◆ Source data:
------------

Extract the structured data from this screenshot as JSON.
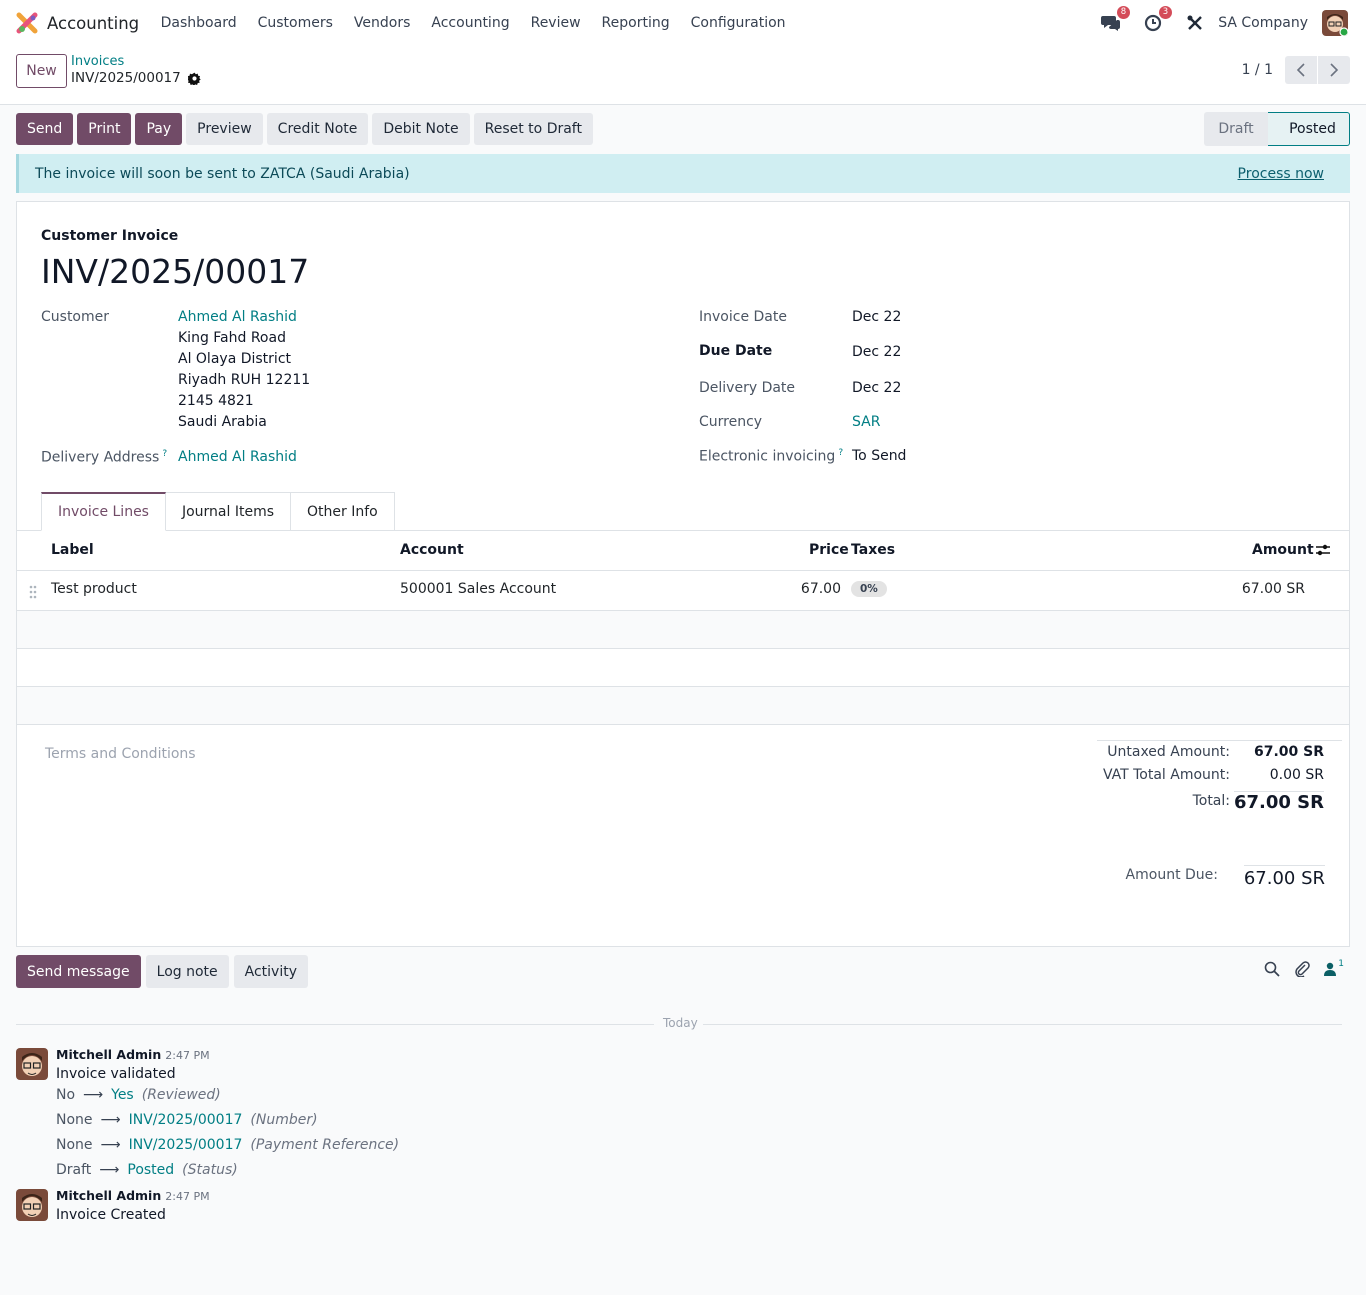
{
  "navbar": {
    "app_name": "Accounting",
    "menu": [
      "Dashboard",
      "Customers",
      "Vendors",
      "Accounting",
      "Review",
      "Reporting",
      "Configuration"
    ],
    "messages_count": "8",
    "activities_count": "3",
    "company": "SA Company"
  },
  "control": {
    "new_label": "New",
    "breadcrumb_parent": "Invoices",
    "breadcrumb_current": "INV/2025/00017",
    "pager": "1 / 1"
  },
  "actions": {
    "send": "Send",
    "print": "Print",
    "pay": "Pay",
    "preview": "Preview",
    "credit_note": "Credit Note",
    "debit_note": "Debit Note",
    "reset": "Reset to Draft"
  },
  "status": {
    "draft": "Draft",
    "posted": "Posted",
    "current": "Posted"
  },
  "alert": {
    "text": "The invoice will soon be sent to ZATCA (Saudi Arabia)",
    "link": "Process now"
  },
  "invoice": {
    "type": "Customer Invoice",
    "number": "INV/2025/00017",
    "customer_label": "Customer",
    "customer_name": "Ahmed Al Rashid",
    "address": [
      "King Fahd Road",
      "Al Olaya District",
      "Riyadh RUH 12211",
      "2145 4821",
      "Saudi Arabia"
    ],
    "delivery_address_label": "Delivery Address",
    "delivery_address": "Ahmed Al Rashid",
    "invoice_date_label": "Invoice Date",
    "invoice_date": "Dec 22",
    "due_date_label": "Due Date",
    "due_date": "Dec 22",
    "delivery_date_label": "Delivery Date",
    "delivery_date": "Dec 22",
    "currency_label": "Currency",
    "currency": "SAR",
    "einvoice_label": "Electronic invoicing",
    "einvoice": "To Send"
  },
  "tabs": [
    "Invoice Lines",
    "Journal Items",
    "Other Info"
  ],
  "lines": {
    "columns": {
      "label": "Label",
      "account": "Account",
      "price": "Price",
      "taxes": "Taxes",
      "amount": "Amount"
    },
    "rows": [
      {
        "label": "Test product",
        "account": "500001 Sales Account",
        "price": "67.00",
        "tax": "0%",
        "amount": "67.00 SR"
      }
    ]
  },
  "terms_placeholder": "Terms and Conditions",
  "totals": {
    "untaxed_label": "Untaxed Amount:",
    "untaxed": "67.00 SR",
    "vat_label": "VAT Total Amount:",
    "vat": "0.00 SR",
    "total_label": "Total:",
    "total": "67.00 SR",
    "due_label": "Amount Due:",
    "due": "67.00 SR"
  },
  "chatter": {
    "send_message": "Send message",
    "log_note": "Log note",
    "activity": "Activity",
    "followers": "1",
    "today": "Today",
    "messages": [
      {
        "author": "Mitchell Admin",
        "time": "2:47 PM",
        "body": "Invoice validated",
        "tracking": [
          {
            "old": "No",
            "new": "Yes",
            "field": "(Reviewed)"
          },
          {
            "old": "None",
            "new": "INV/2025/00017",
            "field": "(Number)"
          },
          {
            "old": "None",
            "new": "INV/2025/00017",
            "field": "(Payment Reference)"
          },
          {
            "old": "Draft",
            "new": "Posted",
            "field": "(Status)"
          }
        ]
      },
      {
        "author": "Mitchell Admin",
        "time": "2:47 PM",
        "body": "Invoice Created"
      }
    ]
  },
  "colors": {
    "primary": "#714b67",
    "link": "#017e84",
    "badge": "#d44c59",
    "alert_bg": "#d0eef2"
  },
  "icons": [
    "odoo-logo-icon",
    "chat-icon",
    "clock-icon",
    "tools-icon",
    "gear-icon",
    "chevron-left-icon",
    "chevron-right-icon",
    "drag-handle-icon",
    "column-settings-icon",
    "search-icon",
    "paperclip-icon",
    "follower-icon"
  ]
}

------------

◆ Task brief: All entries are to be retyped exactly. Omit any embedded images.

◆ Response for this exercise:
Extract the structured data from this screenshot as JSON.
{
  "navbar": {
    "app_name": "Accounting",
    "menu": [
      "Dashboard",
      "Customers",
      "Vendors",
      "Accounting",
      "Review",
      "Reporting",
      "Configuration"
    ],
    "messages_count": "8",
    "activities_count": "3",
    "company": "SA Company"
  },
  "control": {
    "new_label": "New",
    "breadcrumb_parent": "Invoices",
    "breadcrumb_current": "INV/2025/00017",
    "pager": "1 / 1"
  },
  "actions": {
    "send": "Send",
    "print": "Print",
    "pay": "Pay",
    "preview": "Preview",
    "credit_note": "Credit Note",
    "debit_note": "Debit Note",
    "reset": "Reset to Draft"
  },
  "status": {
    "draft": "Draft",
    "posted": "Posted",
    "current": "Posted"
  },
  "alert": {
    "text": "The invoice will soon be sent to ZATCA (Saudi Arabia)",
    "link": "Process now"
  },
  "invoice": {
    "type": "Customer Invoice",
    "number": "INV/2025/00017",
    "customer_label": "Customer",
    "customer_name": "Ahmed Al Rashid",
    "address": [
      "King Fahd Road",
      "Al Olaya District",
      "Riyadh RUH 12211",
      "2145 4821",
      "Saudi Arabia"
    ],
    "delivery_address_label": "Delivery Address",
    "delivery_address": "Ahmed Al Rashid",
    "invoice_date_label": "Invoice Date",
    "invoice_date": "Dec 22",
    "due_date_label": "Due Date",
    "due_date": "Dec 22",
    "delivery_date_label": "Delivery Date",
    "delivery_date": "Dec 22",
    "currency_label": "Currency",
    "currency": "SAR",
    "einvoice_label": "Electronic invoicing",
    "einvoice": "To Send"
  },
  "tabs": [
    "Invoice Lines",
    "Journal Items",
    "Other Info"
  ],
  "lines": {
    "columns": {
      "label": "Label",
      "account": "Account",
      "price": "Price",
      "taxes": "Taxes",
      "amount": "Amount"
    },
    "rows": [
      {
        "label": "Test product",
        "account": "500001 Sales Account",
        "price": "67.00",
        "tax": "0%",
        "amount": "67.00 SR"
      }
    ]
  },
  "terms_placeholder": "Terms and Conditions",
  "totals": {
    "untaxed_label": "Untaxed Amount:",
    "untaxed": "67.00 SR",
    "vat_label": "VAT Total Amount:",
    "vat": "0.00 SR",
    "total_label": "Total:",
    "total": "67.00 SR",
    "due_label": "Amount Due:",
    "due": "67.00 SR"
  },
  "chatter": {
    "send_message": "Send message",
    "log_note": "Log note",
    "activity": "Activity",
    "followers": "1",
    "today": "Today",
    "messages": [
      {
        "author": "Mitchell Admin",
        "time": "2:47 PM",
        "body": "Invoice validated",
        "tracking": [
          {
            "old": "No",
            "new": "Yes",
            "field": "(Reviewed)"
          },
          {
            "old": "None",
            "new": "INV/2025/00017",
            "field": "(Number)"
          },
          {
            "old": "None",
            "new": "INV/2025/00017",
            "field": "(Payment Reference)"
          },
          {
            "old": "Draft",
            "new": "Posted",
            "field": "(Status)"
          }
        ]
      },
      {
        "author": "Mitchell Admin",
        "time": "2:47 PM",
        "body": "Invoice Created"
      }
    ]
  },
  "colors": {
    "primary": "#714b67",
    "link": "#017e84",
    "badge": "#d44c59",
    "alert_bg": "#d0eef2"
  },
  "icons": [
    "odoo-logo-icon",
    "chat-icon",
    "clock-icon",
    "tools-icon",
    "gear-icon",
    "chevron-left-icon",
    "chevron-right-icon",
    "drag-handle-icon",
    "column-settings-icon",
    "search-icon",
    "paperclip-icon",
    "follower-icon"
  ]
}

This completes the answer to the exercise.